Collection entries:

—————

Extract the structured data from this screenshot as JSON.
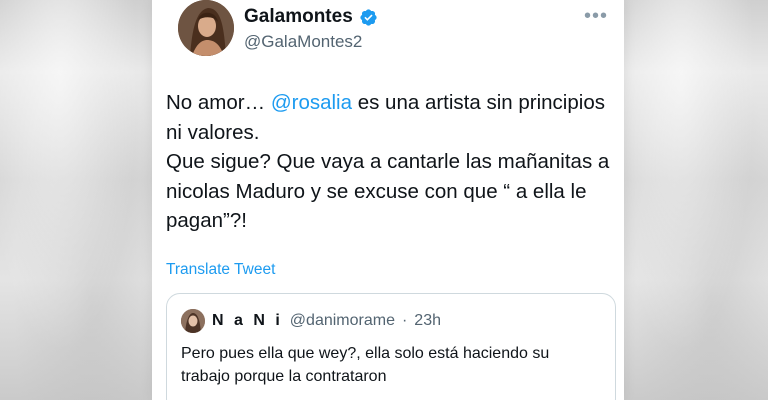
{
  "tweet": {
    "author": {
      "display_name": "Galamontes",
      "handle": "@GalaMontes2",
      "verified_icon": "verified-badge-icon"
    },
    "more_icon": "more-options-icon",
    "more_label": "•••",
    "text_part1": "No amor… ",
    "mention": "@rosalia",
    "text_part2": " es una artista sin principios ni valores.\nQue sigue? Que vaya a cantarle las mañanitas a nicolas Maduro y se excuse con que “ a ella le pagan”?!",
    "translate_label": "Translate Tweet"
  },
  "quote": {
    "display_name": "N a N i",
    "handle": "@danimorame",
    "separator": "·",
    "time": "23h",
    "text": "Pero pues ella que wey?, ella solo está haciendo su trabajo porque la contrataron"
  },
  "colors": {
    "accent": "#1d9bf0",
    "text_primary": "#0f1419",
    "text_secondary": "#536471",
    "border": "#cfd9de"
  }
}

—————

Return all of the entries exactly as written, but drop any pictures they hold.

Extract the structured data from this screenshot as JSON.
{
  "tweet": {
    "author": {
      "display_name": "Galamontes",
      "handle": "@GalaMontes2",
      "verified_icon": "verified-badge-icon"
    },
    "more_icon": "more-options-icon",
    "more_label": "•••",
    "text_part1": "No amor… ",
    "mention": "@rosalia",
    "text_part2": " es una artista sin principios ni valores.\nQue sigue? Que vaya a cantarle las mañanitas a nicolas Maduro y se excuse con que “ a ella le pagan”?!",
    "translate_label": "Translate Tweet"
  },
  "quote": {
    "display_name": "N a N i",
    "handle": "@danimorame",
    "separator": "·",
    "time": "23h",
    "text": "Pero pues ella que wey?, ella solo está haciendo su trabajo porque la contrataron"
  },
  "colors": {
    "accent": "#1d9bf0",
    "text_primary": "#0f1419",
    "text_secondary": "#536471",
    "border": "#cfd9de"
  }
}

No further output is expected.